>> START
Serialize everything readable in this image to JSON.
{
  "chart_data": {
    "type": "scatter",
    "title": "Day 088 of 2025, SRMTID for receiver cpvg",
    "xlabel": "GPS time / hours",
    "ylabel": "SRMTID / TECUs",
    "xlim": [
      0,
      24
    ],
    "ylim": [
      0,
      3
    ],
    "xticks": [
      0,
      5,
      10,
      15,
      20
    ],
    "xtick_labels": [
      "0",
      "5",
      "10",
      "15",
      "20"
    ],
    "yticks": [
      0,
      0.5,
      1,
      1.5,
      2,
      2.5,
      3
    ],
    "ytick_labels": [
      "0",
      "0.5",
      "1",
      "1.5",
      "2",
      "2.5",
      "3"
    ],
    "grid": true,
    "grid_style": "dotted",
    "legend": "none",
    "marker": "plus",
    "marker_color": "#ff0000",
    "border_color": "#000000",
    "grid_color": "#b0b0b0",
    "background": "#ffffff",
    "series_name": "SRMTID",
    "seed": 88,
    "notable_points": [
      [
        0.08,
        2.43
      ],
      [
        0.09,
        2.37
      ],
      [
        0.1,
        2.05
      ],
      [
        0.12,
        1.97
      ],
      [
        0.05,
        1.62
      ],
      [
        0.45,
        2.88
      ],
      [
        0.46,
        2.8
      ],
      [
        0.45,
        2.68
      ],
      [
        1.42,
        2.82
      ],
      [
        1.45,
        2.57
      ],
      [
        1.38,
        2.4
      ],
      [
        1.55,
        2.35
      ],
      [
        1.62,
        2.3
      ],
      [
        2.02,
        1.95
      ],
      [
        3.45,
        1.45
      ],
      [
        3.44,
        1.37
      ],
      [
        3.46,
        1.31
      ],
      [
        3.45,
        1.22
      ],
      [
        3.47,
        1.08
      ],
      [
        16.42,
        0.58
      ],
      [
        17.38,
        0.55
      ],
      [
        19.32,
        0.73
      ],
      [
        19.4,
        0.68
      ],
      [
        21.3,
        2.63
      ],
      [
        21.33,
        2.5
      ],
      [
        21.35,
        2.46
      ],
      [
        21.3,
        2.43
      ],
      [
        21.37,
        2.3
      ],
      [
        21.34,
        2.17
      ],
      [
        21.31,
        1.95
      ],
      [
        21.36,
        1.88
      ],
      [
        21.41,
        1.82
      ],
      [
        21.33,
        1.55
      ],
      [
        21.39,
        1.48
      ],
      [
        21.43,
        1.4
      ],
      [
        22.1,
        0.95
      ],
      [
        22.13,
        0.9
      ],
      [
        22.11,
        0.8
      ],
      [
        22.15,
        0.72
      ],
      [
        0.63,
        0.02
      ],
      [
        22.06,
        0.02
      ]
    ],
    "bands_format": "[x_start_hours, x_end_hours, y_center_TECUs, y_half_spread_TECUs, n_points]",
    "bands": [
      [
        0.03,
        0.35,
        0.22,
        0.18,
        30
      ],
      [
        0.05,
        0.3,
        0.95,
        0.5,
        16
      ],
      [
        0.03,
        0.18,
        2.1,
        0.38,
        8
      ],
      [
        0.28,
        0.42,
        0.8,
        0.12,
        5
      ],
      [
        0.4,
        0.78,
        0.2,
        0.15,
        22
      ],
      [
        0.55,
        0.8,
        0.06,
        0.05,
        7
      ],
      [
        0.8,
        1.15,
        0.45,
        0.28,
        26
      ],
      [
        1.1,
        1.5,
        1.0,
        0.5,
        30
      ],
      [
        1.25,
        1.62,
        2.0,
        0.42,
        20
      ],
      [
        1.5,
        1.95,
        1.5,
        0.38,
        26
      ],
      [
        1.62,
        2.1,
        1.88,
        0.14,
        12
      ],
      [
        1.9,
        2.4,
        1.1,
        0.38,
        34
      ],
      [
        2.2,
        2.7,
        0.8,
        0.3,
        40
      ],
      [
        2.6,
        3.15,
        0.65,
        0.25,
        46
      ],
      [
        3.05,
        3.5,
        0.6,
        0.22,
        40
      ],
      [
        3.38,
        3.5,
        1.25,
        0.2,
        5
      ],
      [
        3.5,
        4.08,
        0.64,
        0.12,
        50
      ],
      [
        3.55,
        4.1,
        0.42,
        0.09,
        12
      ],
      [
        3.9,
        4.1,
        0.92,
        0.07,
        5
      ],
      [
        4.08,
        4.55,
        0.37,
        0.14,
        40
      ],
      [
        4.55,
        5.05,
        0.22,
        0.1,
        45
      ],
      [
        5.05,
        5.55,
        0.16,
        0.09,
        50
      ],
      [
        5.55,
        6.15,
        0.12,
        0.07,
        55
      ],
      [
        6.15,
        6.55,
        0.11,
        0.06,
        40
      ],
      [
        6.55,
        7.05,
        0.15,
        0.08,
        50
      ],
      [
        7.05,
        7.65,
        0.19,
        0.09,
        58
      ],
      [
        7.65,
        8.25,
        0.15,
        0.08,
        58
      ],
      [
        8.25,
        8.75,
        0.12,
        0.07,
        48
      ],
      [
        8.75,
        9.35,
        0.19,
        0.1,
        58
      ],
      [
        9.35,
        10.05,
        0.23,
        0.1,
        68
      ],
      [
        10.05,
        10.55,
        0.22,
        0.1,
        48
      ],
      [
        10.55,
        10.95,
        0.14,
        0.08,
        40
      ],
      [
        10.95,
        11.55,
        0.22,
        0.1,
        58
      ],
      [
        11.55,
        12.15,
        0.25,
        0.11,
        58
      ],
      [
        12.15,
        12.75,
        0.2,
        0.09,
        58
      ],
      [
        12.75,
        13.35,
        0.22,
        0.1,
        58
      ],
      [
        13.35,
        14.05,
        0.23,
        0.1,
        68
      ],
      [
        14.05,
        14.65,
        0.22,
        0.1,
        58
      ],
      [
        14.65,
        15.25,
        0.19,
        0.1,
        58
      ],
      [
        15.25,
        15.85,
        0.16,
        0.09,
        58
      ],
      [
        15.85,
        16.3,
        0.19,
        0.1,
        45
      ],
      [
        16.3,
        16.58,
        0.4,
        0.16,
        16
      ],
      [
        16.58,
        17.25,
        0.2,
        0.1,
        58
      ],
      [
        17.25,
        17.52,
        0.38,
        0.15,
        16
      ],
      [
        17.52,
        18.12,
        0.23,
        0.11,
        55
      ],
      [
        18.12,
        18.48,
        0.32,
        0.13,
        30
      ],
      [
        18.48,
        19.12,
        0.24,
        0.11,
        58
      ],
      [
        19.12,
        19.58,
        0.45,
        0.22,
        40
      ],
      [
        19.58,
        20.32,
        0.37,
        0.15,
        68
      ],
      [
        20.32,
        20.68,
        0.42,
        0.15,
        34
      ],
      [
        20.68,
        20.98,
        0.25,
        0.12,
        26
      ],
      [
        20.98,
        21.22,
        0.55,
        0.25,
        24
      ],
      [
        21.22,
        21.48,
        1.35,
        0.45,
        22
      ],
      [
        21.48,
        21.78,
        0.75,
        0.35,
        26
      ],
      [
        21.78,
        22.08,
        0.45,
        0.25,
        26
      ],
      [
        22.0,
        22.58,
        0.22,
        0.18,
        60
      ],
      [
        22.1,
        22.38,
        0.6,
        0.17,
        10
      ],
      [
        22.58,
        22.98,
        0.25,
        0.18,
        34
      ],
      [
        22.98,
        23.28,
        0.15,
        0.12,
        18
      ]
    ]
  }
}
>> END
>> START
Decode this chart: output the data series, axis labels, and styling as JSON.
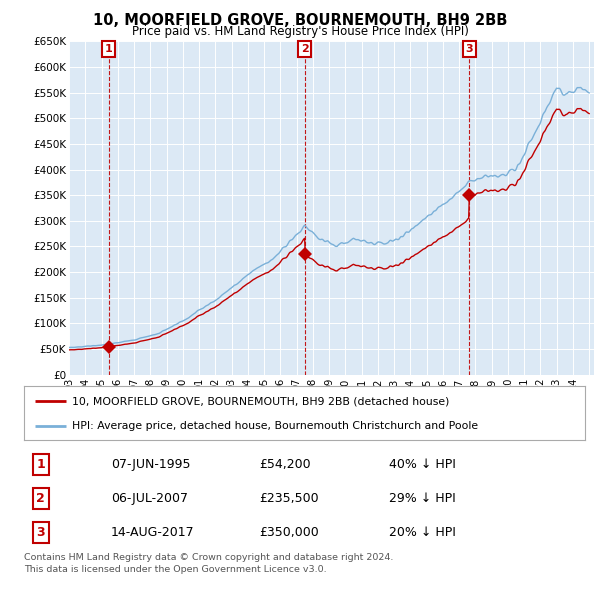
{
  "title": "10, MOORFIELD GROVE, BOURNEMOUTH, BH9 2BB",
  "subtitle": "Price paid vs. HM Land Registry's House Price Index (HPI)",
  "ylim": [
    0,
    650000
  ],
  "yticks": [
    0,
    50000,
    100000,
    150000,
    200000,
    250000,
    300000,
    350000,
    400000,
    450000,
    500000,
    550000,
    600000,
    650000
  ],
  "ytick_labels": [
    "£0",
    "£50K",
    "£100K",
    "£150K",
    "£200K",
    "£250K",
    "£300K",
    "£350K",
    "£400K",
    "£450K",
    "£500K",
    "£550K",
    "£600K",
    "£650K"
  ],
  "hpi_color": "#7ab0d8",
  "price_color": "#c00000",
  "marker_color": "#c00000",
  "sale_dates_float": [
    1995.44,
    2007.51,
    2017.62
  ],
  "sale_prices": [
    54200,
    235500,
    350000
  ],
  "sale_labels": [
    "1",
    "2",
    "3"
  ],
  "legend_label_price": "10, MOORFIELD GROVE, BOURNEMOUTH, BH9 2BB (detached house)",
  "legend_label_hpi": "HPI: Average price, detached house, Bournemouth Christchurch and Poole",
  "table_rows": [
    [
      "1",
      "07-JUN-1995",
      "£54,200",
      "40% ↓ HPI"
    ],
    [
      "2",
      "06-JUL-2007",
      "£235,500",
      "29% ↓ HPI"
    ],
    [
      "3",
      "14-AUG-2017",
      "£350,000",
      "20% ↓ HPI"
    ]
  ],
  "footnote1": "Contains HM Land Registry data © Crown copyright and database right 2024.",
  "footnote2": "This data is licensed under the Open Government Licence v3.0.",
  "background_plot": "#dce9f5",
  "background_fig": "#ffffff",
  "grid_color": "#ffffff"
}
>> END
>> START
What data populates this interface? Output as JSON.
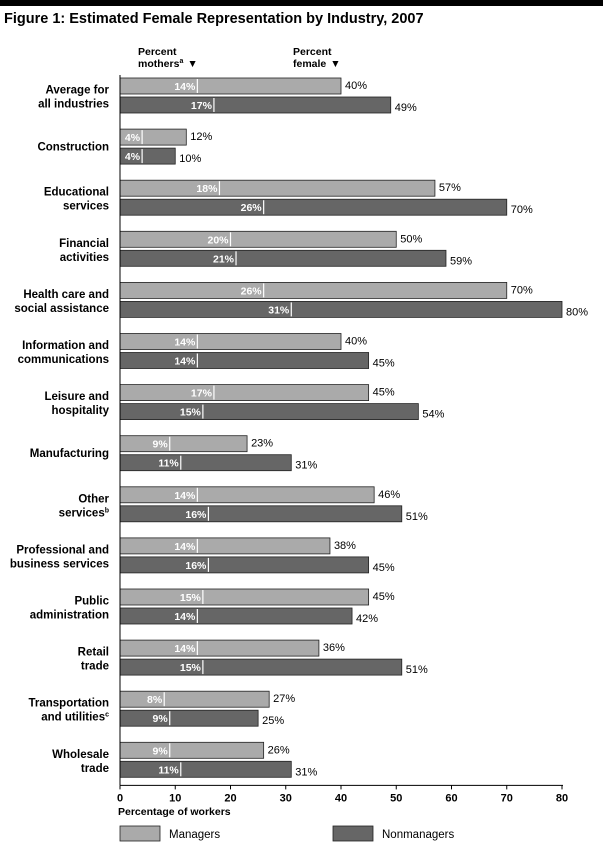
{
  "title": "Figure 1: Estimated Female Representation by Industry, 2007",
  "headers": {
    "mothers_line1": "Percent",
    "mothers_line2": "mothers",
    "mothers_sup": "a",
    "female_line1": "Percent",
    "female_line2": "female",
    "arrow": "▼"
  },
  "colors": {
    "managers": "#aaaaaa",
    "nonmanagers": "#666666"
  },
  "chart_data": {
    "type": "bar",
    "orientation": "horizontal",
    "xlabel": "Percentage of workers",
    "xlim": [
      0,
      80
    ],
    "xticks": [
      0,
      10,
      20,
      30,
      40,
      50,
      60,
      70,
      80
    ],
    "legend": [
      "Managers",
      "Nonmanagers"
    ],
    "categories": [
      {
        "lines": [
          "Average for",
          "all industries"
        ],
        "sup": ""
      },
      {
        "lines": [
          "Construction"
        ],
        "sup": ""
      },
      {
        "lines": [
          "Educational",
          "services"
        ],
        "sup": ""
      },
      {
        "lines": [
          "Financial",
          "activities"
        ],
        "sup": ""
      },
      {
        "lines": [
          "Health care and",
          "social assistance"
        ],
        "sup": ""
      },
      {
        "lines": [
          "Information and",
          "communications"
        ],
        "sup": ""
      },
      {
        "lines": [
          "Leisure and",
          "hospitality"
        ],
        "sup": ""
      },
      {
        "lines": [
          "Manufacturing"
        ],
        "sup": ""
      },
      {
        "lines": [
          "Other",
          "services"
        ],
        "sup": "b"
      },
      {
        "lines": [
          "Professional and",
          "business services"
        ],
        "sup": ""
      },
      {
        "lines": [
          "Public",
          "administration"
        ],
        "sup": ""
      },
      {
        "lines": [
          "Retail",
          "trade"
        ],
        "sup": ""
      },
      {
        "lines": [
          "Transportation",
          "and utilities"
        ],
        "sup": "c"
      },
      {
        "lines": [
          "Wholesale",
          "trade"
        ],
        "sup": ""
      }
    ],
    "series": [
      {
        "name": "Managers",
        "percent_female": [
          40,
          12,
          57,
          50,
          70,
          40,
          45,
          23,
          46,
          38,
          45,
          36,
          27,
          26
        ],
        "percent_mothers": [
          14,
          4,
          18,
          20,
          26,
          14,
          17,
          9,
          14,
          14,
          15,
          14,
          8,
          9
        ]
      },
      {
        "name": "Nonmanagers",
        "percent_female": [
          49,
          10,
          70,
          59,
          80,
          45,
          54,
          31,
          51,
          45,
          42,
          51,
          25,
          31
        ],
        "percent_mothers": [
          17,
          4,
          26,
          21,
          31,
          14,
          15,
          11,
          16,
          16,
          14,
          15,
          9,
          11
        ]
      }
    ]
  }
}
>> END
EXERCISE BRIEF
Search the data above for lines holding "JSON" and copy each of them.

TASK RESPONSE
Serialize everything readable in this image to JSON.
Decode this chart: output the data series, axis labels, and styling as JSON.
What data populates this interface? Output as JSON.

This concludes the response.